======== QUOTED PASSAGE ========
[Date Prev][Date Next][Thread Prev][Thread Next][Date Index][Thread Index]

[HTCondor-users] High rate of random "Failed to securely exchange session key" errors in 8.6.x



Hi,

I was recently upgrading lots of worker nodes from 8.6.1 to 8.6.2, and found that despite having:

MASTER_NEW_BINARY_RESTART=PEACEFUL

jobs were being killed on some (but not all) of the worker nodes. I then noticed that "condor_reconfig" randomly fails. Here's an example running it 4 times on a worker node:

[root@lcg1377 ~]# condor_reconfig
Sent "Reconfig" command to local master
[root@lcg1377 ~]# condor_reconfig
Sent "Reconfig" command to local master
[root@lcg1377 ~]# condor_reconfig
Sent "Reconfig" command to local master
[root@lcg1377 ~]# condor_reconfig
ERROR
AUTHENTICATE:1005:Failed to securely exchange session key
Can't send Reconfig command to local master

And with the "-debug" option:

[root@lcg1377 ~]# condor_reconfig -debug
05/15/17 19:41:12 condor_read() failed: recv(fd=3) returned -1, errno = 104 Connection reset by peer, reading 5 bytes from <X.X.X.X:9618>.
========
TASKS:
a - Reproduce the HTCondor mailing list post word for word from "And with the" up to and including "bytes from <X.X.X.X:9618>.".
b - Supply the next part of the HTCondor session key error post, starting right after the point where it stops.
======== LISTED RECORDS ========
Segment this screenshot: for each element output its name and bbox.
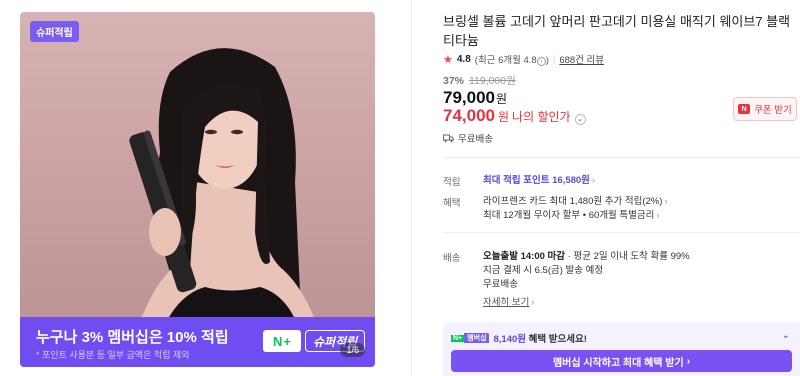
divider	[443, 157, 800, 158]
promo-banner-title: 누구나 3% 멤버십은 10% 적립	[36, 329, 229, 346]
my-discount-price[interactable]: 74,000 원 나의 할인가 ⌄	[443, 106, 586, 126]
benefit-card-link[interactable]: 라이프렌즈 카드 최대 1,480원 추가 적립(2%) ›	[483, 195, 668, 208]
model-photo	[129, 48, 325, 352]
promo-banner-note: * 포인트 사용분 등 일부 금액은 적립 제외	[36, 350, 190, 360]
start-membership-button[interactable]: 멤버십 시작하고 최대 혜택 받기 ›	[451, 350, 792, 372]
free-shipping-row: 무료배송	[443, 131, 493, 145]
rating-score: 4.8	[456, 53, 471, 65]
chevron-right-icon: ›	[686, 355, 691, 367]
star-icon: ★	[443, 53, 453, 66]
benefit-installment-link[interactable]: 최대 12개월 무이자 할부 • 60개월 특별금리 ›	[483, 209, 660, 222]
my-price-label: 나의 할인가	[512, 110, 571, 124]
truck-icon	[443, 134, 454, 142]
membership-summary: N+ 멤버십 8,140원 혜택 받으세요!	[451, 333, 587, 345]
chevron-right-icon: ›	[591, 175, 596, 186]
coupon-button[interactable]: N 쿠폰 받기	[733, 97, 797, 121]
chevron-right-icon: ›	[656, 210, 660, 221]
naver-plus-membership-badge: N+ 멤버십	[451, 333, 490, 344]
points-link[interactable]: 최대 적립 포인트 16,580원 ›	[483, 174, 595, 187]
chevron-right-icon: ›	[664, 196, 668, 207]
chevron-down-icon[interactable]: ⌄	[782, 330, 790, 341]
naver-plus-logo: N +	[263, 330, 301, 352]
discount-rate: 37%	[443, 75, 465, 87]
benefit-label: 혜택	[443, 198, 461, 209]
product-info-panel: 브링셀 볼륨 고데기 앞머리 판고데기 미용실 매직기 웨이브7 블랙 티타늄 …	[443, 0, 800, 376]
chevron-down-icon: ⌄	[574, 113, 586, 125]
super-points-badge: 슈퍼적립	[30, 21, 79, 42]
delivery-fee: 무료배송	[483, 279, 518, 290]
points-label: 적립	[443, 177, 461, 188]
delivery-schedule: 지금 결제 시 6.5(금) 발송 예정	[483, 265, 604, 276]
sale-price: 79,000원	[443, 88, 508, 107]
divider	[443, 232, 800, 233]
coupon-icon: N	[738, 104, 751, 114]
product-image[interactable]: 슈퍼적립 누구나 3% 멤버십은 10% 적립 * 포인트 사용분 등 일부 금…	[20, 12, 375, 367]
product-title: 브링셀 볼륨 고데기 앞머리 판고데기 미용실 매직기 웨이브7 블랙 티타늄	[443, 14, 791, 48]
column-divider	[411, 0, 412, 376]
image-page-counter: 1/6	[340, 343, 365, 357]
delivery-today: 오늘출발 14:00 마감 · 평균 2일 이내 도착 확률 99%	[483, 251, 690, 262]
delivery-more-link[interactable]: 자세히 보기 ›	[483, 296, 535, 309]
review-count-link[interactable]: 688건 리뷰	[559, 52, 604, 66]
info-icon[interactable]: i	[536, 57, 546, 66]
rating-recent: (최근 6개월 4.8 i)	[474, 55, 549, 66]
rating-row: ★ 4.8 (최근 6개월 4.8 i) | 688건 리뷰	[443, 52, 604, 66]
original-price: 119,000원	[468, 75, 516, 87]
delivery-label: 배송	[443, 253, 461, 264]
chevron-right-icon: ›	[531, 297, 535, 308]
separator: |	[552, 53, 556, 65]
discount-row: 37% 119,000원	[443, 73, 516, 88]
membership-box: N+ 멤버십 8,140원 혜택 받으세요! ⌄ 멤버십 시작하고 최대 혜택 받…	[443, 322, 800, 376]
promo-banner: 누구나 3% 멤버십은 10% 적립 * 포인트 사용분 등 일부 금액은 적립…	[20, 317, 375, 367]
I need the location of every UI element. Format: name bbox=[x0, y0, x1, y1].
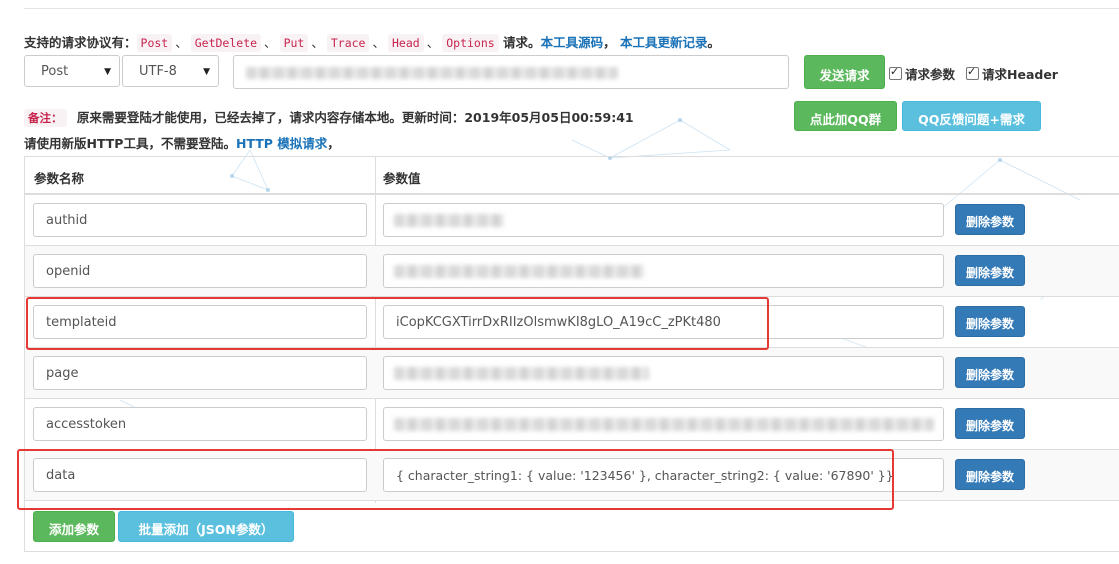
========
SOLVED PROBLEMS:
a -
And with the "-debug" option:

[root@lcg1377 ~]# condor_reconfig -debug
05/15/17 19:41:12 condor_read() failed: recv(fd=3) returned -1, errno = 104 Connection reset by peer, reading 5 bytes from <X.X.X.X:9618>.

b -
05/15/17 19:41:12 IO: Failed to read packet header
05/15/17 19:41:12 SECMAN: required authentication with <X.X.X.X:9618> failed, so aborting command DC_RECONFIG_FULL.
ERROR
AUTHENTICATE:1005:Failed to securely exchange session key
Can't send Reconfig command to local master

Today I upgraded the central managers to 8.6.2, and just noticed large numbers of "Failed to securely exchange session key" errors in CollectorLog and NegotiatorLog. Despite these frequent errors things are generally working fine.

We are using FS and PASSWORD authentication.

Has anyone else seen this? With 8.4.x I don't ever remember seeing issues like this.

Thanks,
Andrew.